• **Task**:
Retype the records that come next, word for word.
+++ Records for processing +++
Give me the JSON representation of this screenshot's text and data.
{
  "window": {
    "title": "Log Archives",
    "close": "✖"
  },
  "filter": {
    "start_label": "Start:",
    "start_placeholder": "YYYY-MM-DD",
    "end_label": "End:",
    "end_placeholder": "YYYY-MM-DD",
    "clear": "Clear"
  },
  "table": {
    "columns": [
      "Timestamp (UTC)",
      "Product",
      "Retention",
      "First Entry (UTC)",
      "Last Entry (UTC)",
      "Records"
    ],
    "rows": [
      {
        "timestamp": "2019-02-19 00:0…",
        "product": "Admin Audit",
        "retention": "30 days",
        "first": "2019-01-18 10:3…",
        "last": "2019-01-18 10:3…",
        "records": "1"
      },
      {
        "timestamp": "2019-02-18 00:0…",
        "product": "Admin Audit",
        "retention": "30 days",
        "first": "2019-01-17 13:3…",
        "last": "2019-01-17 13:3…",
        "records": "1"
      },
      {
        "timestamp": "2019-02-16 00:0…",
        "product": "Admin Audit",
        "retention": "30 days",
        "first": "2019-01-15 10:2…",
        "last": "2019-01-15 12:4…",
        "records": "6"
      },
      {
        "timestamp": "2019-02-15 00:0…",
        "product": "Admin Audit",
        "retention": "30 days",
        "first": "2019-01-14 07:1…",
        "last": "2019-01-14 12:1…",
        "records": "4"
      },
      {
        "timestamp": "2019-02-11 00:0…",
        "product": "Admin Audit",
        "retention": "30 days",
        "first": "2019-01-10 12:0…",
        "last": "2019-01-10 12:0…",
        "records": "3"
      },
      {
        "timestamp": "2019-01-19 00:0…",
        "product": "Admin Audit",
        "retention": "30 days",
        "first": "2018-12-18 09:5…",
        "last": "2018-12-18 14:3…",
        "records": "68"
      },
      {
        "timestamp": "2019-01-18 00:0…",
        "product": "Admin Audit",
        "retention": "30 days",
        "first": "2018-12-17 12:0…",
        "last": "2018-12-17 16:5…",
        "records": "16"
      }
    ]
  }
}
+++
• **Finished answer**:
Give me the JSON representation of this screenshot's text and data.
{
  "window": {
    "title": "Log Archives",
    "close": "✖"
  },
  "filter": {
    "start_label": "Start:",
    "start_placeholder": "YYYY-MM-DD",
    "end_label": "End:",
    "end_placeholder": "YYYY-MM-DD",
    "clear": "Clear"
  },
  "table": {
    "columns": [
      "Timestamp (UTC)",
      "Product",
      "Retention",
      "First Entry (UTC)",
      "Last Entry (UTC)",
      "Records"
    ],
    "rows": [
      {
        "timestamp": "2019-02-19 00:0…",
        "product": "Admin Audit",
        "retention": "30 days",
        "first": "2019-01-18 10:3…",
        "last": "2019-01-18 10:3…",
        "records": "1"
      },
      {
        "timestamp": "2019-02-18 00:0…",
        "product": "Admin Audit",
        "retention": "30 days",
        "first": "2019-01-17 13:3…",
        "last": "2019-01-17 13:3…",
        "records": "1"
      },
      {
        "timestamp": "2019-02-16 00:0…",
        "product": "Admin Audit",
        "retention": "30 days",
        "first": "2019-01-15 10:2…",
        "last": "2019-01-15 12:4…",
        "records": "6"
      },
      {
        "timestamp": "2019-02-15 00:0…",
        "product": "Admin Audit",
        "retention": "30 days",
        "first": "2019-01-14 07:1…",
        "last": "2019-01-14 12:1…",
        "records": "4"
      },
      {
        "timestamp": "2019-02-11 00:0…",
        "product": "Admin Audit",
        "retention": "30 days",
        "first": "2019-01-10 12:0…",
        "last": "2019-01-10 12:0…",
        "records": "3"
      },
      {
        "timestamp": "2019-01-19 00:0…",
        "product": "Admin Audit",
        "retention": "30 days",
        "first": "2018-12-18 09:5…",
        "last": "2018-12-18 14:3…",
        "records": "68"
      },
      {
        "timestamp": "2019-01-18 00:0…",
        "product": "Admin Audit",
        "retention": "30 days",
        "first": "2018-12-17 12:0…",
        "last": "2018-12-17 16:5…",
        "records": "16"
      }
    ]
  }
}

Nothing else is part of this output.